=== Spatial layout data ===
● ● ● ● ● ● ●

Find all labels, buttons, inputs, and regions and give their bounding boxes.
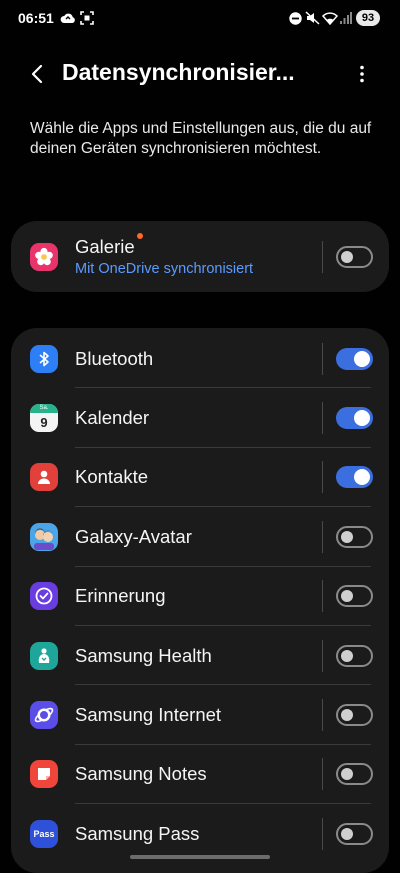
more-options-button[interactable]	[348, 60, 376, 88]
galerie-label: Galerie	[75, 236, 135, 257]
app-bar: Datensynchronisier...	[0, 50, 400, 98]
avatar-icon	[30, 522, 58, 551]
app-row-samsung-internet[interactable]: Samsung Internet	[11, 685, 389, 745]
cloud-sync-icon	[60, 13, 75, 23]
calendar-weekday: Sa.	[30, 404, 58, 414]
separator	[322, 699, 323, 732]
separator	[322, 240, 323, 273]
reminder-icon	[30, 582, 58, 611]
app-label: Erinnerung	[75, 585, 166, 607]
galaxy-avatar-toggle[interactable]	[336, 525, 373, 548]
samsung-health-toggle[interactable]	[336, 644, 373, 667]
notes-icon	[30, 760, 58, 789]
kontakte-toggle[interactable]	[336, 466, 373, 489]
battery-badge: 93	[356, 10, 380, 26]
galerie-toggle[interactable]	[336, 245, 373, 268]
do-not-disturb-icon	[289, 12, 302, 25]
separator	[322, 402, 323, 435]
app-row-samsung-notes[interactable]: Samsung Notes	[11, 745, 389, 805]
app-label: Samsung Health	[75, 644, 212, 666]
separator	[322, 758, 323, 791]
app-row-erinnerung[interactable]: Erinnerung	[11, 567, 389, 626]
navigation-handle[interactable]	[130, 855, 270, 859]
page-title: Datensynchronisier...	[62, 59, 295, 85]
mute-icon	[305, 11, 320, 25]
app-label: Samsung Notes	[75, 763, 207, 785]
description-text: Wähle die Apps und Einstellungen aus, di…	[30, 120, 372, 157]
app-row-bluetooth[interactable]: Bluetooth	[11, 329, 389, 389]
app-row-kalender[interactable]: Sa. 9 Kalender	[11, 388, 389, 448]
erinnerung-toggle[interactable]	[336, 585, 373, 608]
calendar-icon: Sa. 9	[30, 404, 58, 433]
kalender-toggle[interactable]	[336, 407, 373, 430]
signal-icon	[340, 12, 352, 24]
galerie-row[interactable]: Galerie Mit OneDrive synchronisiert	[11, 221, 389, 292]
status-time: 06:51	[18, 10, 54, 26]
separator	[322, 580, 323, 613]
app-row-kontakte[interactable]: Kontakte	[11, 448, 389, 508]
app-label: Galaxy-Avatar	[75, 525, 192, 547]
apps-card: Bluetooth Sa. 9 Kalender Kontakte Galaxy…	[11, 328, 389, 873]
app-row-samsung-health[interactable]: Samsung Health	[11, 626, 389, 686]
app-label: Bluetooth	[75, 347, 154, 369]
calendar-day: 9	[40, 415, 48, 431]
app-label: Kalender	[75, 407, 150, 429]
back-button[interactable]	[24, 60, 52, 88]
wifi-icon	[322, 12, 338, 25]
health-icon	[30, 641, 58, 670]
galerie-card: Galerie Mit OneDrive synchronisiert	[11, 221, 389, 292]
samsung-internet-toggle[interactable]	[336, 704, 373, 727]
new-badge-dot	[137, 233, 143, 239]
screenshot-icon	[80, 11, 94, 25]
gallery-icon	[30, 242, 58, 271]
app-row-galaxy-avatar[interactable]: Galaxy-Avatar	[11, 507, 389, 567]
app-label: Samsung Pass	[75, 822, 200, 844]
more-vert-icon	[360, 65, 364, 83]
status-bar: 06:51 93	[0, 0, 400, 36]
separator	[322, 461, 323, 494]
galerie-sync-status-link[interactable]: Mit OneDrive synchronisiert	[75, 261, 253, 277]
samsung-pass-toggle[interactable]	[336, 822, 373, 845]
pass-icon: Pass	[30, 819, 58, 848]
internet-icon	[30, 701, 58, 730]
app-label: Samsung Internet	[75, 704, 222, 726]
separator	[322, 520, 323, 553]
separator	[322, 342, 323, 375]
contacts-icon	[30, 463, 58, 492]
samsung-notes-toggle[interactable]	[336, 763, 373, 786]
separator	[322, 817, 323, 850]
app-label: Kontakte	[75, 466, 149, 488]
bluetooth-toggle[interactable]	[336, 347, 373, 370]
separator	[322, 639, 323, 672]
back-arrow-icon	[31, 64, 43, 84]
bluetooth-icon	[30, 344, 58, 373]
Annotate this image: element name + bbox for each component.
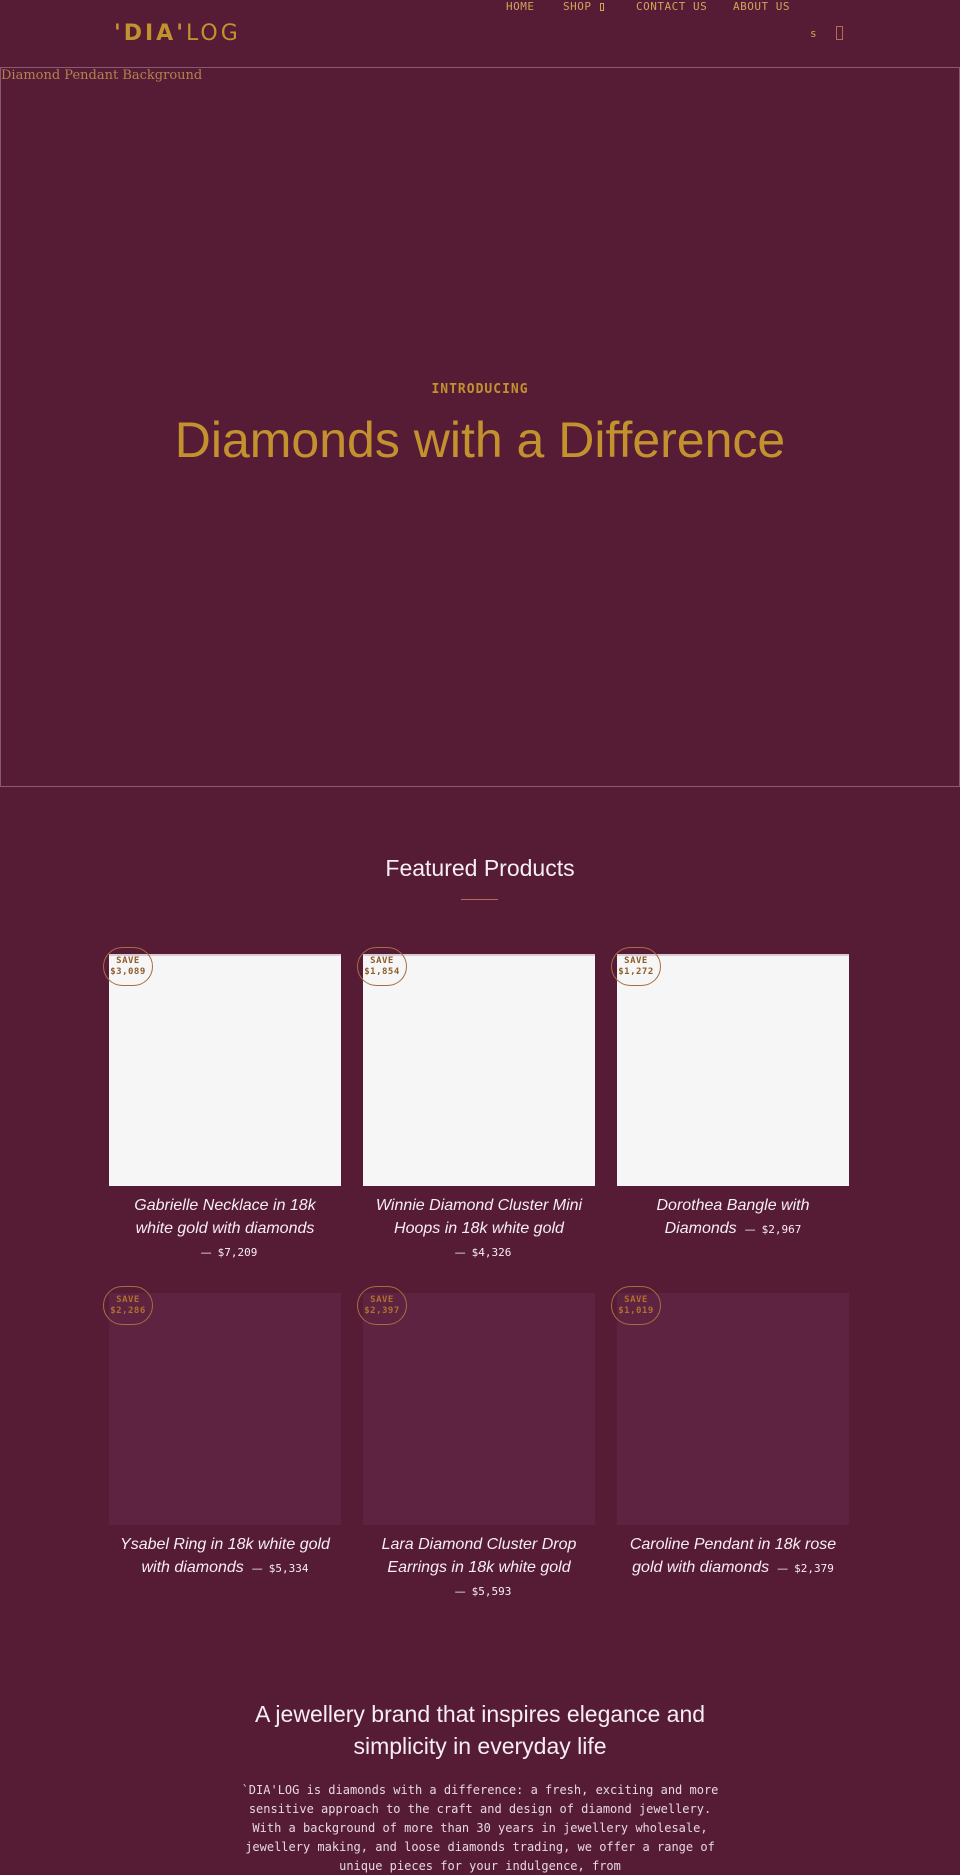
hero-kicker: INTRODUCING (431, 382, 529, 397)
product-info: Ysabel Ring in 18k white gold with diamo… (109, 1533, 341, 1580)
logo-bold: 'DIA' (114, 21, 186, 46)
save-label: SAVE (116, 1295, 140, 1305)
about-text: `DIA'LOG is diamonds with a difference: … (241, 1783, 719, 1873)
product-card[interactable]: SAVE $2,286 Ysabel Ring in 18k white gold … (103, 1286, 341, 1580)
featured-products-title: Featured Products (385, 855, 575, 881)
price-separator: — (454, 1246, 466, 1259)
product-info: Lara Diamond Cluster Drop Earrings in 18… (363, 1533, 595, 1603)
product-info: Caroline Pendant in 18k rose gold with d… (617, 1533, 849, 1580)
price-separator: — (744, 1223, 756, 1236)
hero-banner: Diamond Pendant Background INTRODUCING D… (0, 67, 960, 787)
cart-icon[interactable] (836, 26, 843, 40)
save-label: SAVE (370, 1295, 394, 1305)
nav-shop[interactable]: SHOP (563, 0, 604, 13)
product-price: $5,593 (471, 1585, 512, 1598)
product-price: $2,967 (761, 1223, 802, 1236)
product-card[interactable]: SAVE $2,397 Lara Diamond Cluster Drop Earr… (357, 1286, 595, 1603)
product-price-wrap: — $4,326 (447, 1246, 512, 1259)
nav-contact-us[interactable]: CONTACT US (636, 0, 707, 13)
product-image[interactable] (109, 1293, 341, 1525)
product-info: Dorothea Bangle with Diamonds — $2,967 (617, 1194, 849, 1241)
save-badge: SAVE $1,019 (611, 1286, 661, 1325)
save-badge: SAVE $1,854 (357, 947, 407, 986)
save-amount: $1,272 (618, 967, 654, 977)
save-badge: SAVE $1,272 (611, 947, 661, 986)
product-info: Winnie Diamond Cluster Mini Hoops in 18k… (363, 1194, 595, 1264)
hero-title: Diamonds with a Difference (174, 412, 786, 468)
price-separator: — (777, 1562, 789, 1575)
product-price-wrap: — $7,209 (193, 1246, 258, 1259)
product-price-wrap: — $2,967 (737, 1223, 802, 1236)
product-price-wrap: — $5,593 (447, 1585, 512, 1598)
save-badge: SAVE $2,397 (357, 1286, 407, 1325)
product-image[interactable] (617, 954, 849, 1186)
product-name[interactable]: Gabrielle Necklace in 18k white gold wit… (134, 1197, 315, 1237)
product-price-wrap: — $5,334 (244, 1562, 309, 1575)
hero-image-alt-text: Diamond Pendant Background (1, 68, 203, 83)
product-price: $2,379 (794, 1562, 834, 1575)
save-label: SAVE (624, 1295, 648, 1305)
nav-home[interactable]: HOME (506, 0, 535, 13)
save-label: SAVE (370, 956, 394, 966)
price-separator: — (251, 1562, 263, 1575)
product-price: $7,209 (217, 1246, 258, 1259)
product-image[interactable] (109, 954, 341, 1186)
logo[interactable]: 'DIA'LOG (114, 21, 241, 46)
search-icon[interactable]: s (810, 27, 817, 40)
product-card[interactable]: SAVE $1,272 Dorothea Bangle with Diamonds —… (611, 947, 849, 1241)
save-amount: $1,854 (364, 967, 400, 977)
product-name[interactable]: Winnie Diamond Cluster Mini Hoops in 18k… (376, 1197, 582, 1237)
about-title: A jewellery brand that inspires elegance… (254, 1701, 706, 1759)
save-amount: $1,019 (618, 1306, 654, 1316)
product-name[interactable]: Lara Diamond Cluster Drop Earrings in 18… (382, 1536, 577, 1576)
save-badge: SAVE $2,286 (103, 1286, 153, 1325)
save-amount: $3,089 (110, 967, 146, 977)
product-image[interactable] (617, 1293, 849, 1525)
logo-light: LOG (185, 21, 241, 46)
product-price-wrap: — $2,379 (769, 1562, 834, 1575)
section-divider (461, 899, 498, 900)
site-header: 'DIA'LOG HOME SHOP CONTACT US ABOUT US s (0, 0, 960, 67)
product-card[interactable]: SAVE $1,019 Caroline Pendant in 18k rose g… (611, 1286, 849, 1580)
product-image[interactable] (363, 1293, 595, 1525)
product-info: Gabrielle Necklace in 18k white gold wit… (109, 1194, 341, 1264)
save-amount: $2,397 (364, 1306, 400, 1316)
product-card[interactable]: SAVE $3,089 Gabrielle Necklace in 18k whit… (103, 947, 341, 1264)
price-separator: — (454, 1585, 466, 1598)
product-price: $4,326 (471, 1246, 512, 1259)
product-price: $5,334 (268, 1562, 309, 1575)
nav-about-us[interactable]: ABOUT US (733, 0, 790, 13)
product-card[interactable]: SAVE $1,854 Winnie Diamond Cluster Mini Ho… (357, 947, 595, 1264)
chevron-down-icon (599, 3, 604, 11)
nav-shop-label: SHOP (563, 0, 592, 13)
price-separator: — (200, 1246, 212, 1259)
product-image[interactable] (363, 954, 595, 1186)
save-label: SAVE (624, 956, 648, 966)
save-badge: SAVE $3,089 (103, 947, 153, 986)
save-amount: $2,286 (110, 1306, 146, 1316)
save-label: SAVE (116, 956, 140, 966)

● ● ● ● ● ● ●

=== Task goal ===
Copy out everything from the line containing "60, 376, 88]" down to the line containing "12, 352, 24]", changing "separator" to "divider" and leaving the rest as it is.

=== Answer in full ===
more-options-button[interactable]	[348, 60, 376, 88]
galerie-label: Galerie	[75, 236, 135, 257]
app-bar: Datensynchronisier...	[0, 50, 400, 98]
avatar-icon	[30, 522, 58, 551]
app-row-samsung-internet[interactable]: Samsung Internet	[11, 685, 389, 745]
cloud-sync-icon	[60, 13, 75, 23]
calendar-weekday: Sa.	[30, 404, 58, 414]
divider	[322, 699, 323, 732]
divider	[322, 240, 323, 273]
reminder-icon	[30, 582, 58, 611]
app-label: Erinnerung	[75, 585, 166, 607]
galaxy-avatar-toggle[interactable]	[336, 525, 373, 548]
samsung-health-toggle[interactable]	[336, 644, 373, 667]
notes-icon	[30, 760, 58, 789]
kontakte-toggle[interactable]	[336, 466, 373, 489]
battery-badge: 93	[356, 10, 380, 26]
galerie-toggle[interactable]	[336, 245, 373, 268]
do-not-disturb-icon	[289, 12, 302, 25]
divider	[322, 402, 323, 435]
app-row-samsung-notes[interactable]: Samsung Notes	[11, 745, 389, 805]
app-label: Samsung Health	[75, 644, 212, 666]
divider	[322, 758, 323, 791]
app-row-erinnerung[interactable]: Erinnerung	[11, 567, 389, 626]
navigation-handle[interactable]	[130, 855, 270, 859]
page-title: Datensynchronisier...	[62, 59, 295, 85]
mute-icon	[305, 11, 320, 25]
app-label: Samsung Notes	[75, 763, 207, 785]
description-text: Wähle die Apps und Einstellungen aus, di…	[30, 120, 372, 157]
app-row-bluetooth[interactable]: Bluetooth	[11, 329, 389, 389]
app-row-kalender[interactable]: Sa. 9 Kalender	[11, 388, 389, 448]
erinnerung-toggle[interactable]	[336, 585, 373, 608]
calendar-icon: Sa. 9	[30, 404, 58, 433]
kalender-toggle[interactable]	[336, 407, 373, 430]
signal-icon	[340, 12, 352, 24]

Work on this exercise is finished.